◆ Your objective
Copy out all lines that hold "icon".

◆ Stored data
-------------------------

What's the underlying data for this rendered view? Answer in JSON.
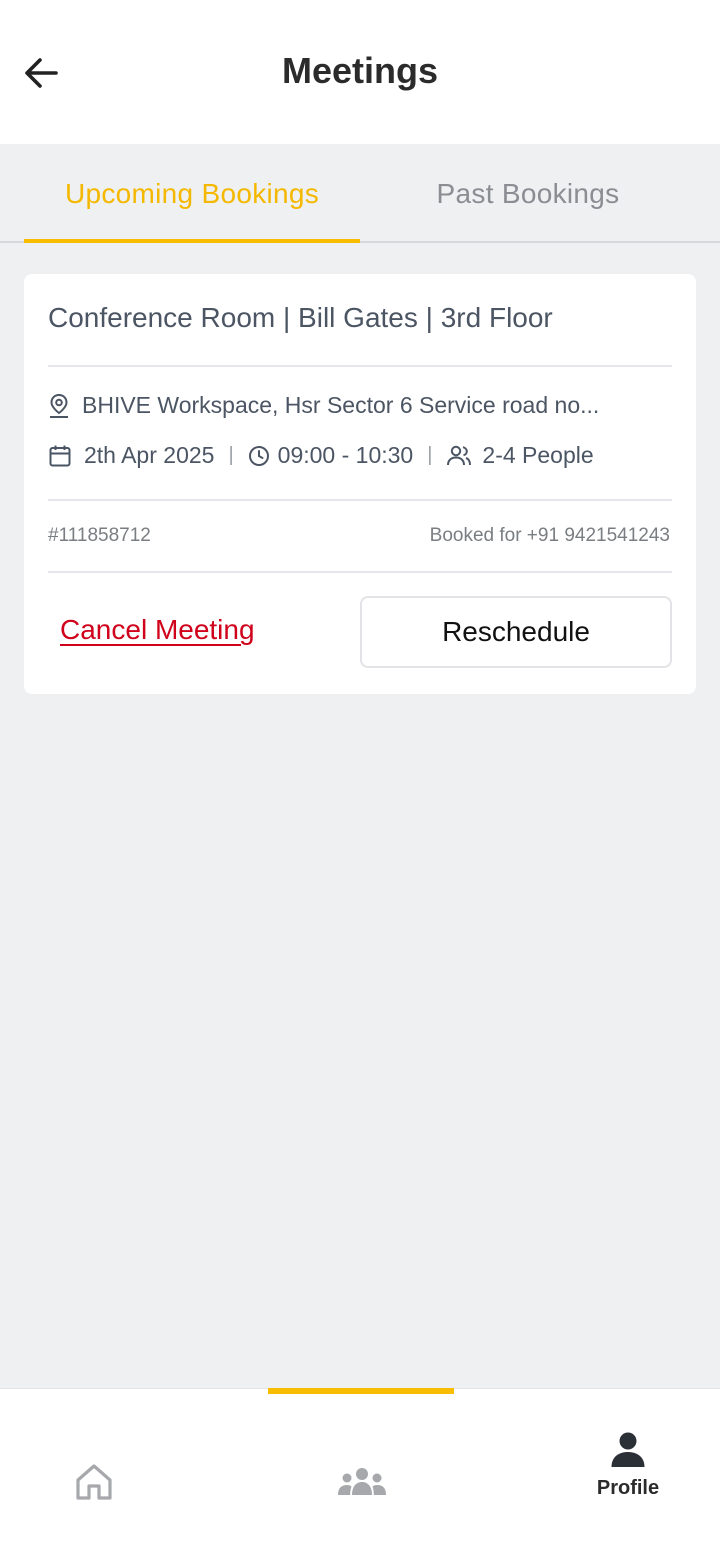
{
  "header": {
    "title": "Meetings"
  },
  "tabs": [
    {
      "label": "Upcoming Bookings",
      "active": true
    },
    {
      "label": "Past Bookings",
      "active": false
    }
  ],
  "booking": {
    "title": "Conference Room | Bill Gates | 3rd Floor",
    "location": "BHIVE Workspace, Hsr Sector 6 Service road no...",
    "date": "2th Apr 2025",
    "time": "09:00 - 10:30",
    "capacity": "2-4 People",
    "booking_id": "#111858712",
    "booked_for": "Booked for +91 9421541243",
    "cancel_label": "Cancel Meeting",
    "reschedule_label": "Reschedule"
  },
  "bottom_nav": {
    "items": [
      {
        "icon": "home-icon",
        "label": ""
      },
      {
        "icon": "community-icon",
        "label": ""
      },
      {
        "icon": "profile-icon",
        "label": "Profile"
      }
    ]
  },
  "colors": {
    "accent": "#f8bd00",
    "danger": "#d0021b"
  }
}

-------------------------

◆ The answer
        "icon": "home-icon",
        "icon": "community-icon",
        "icon": "profile-icon",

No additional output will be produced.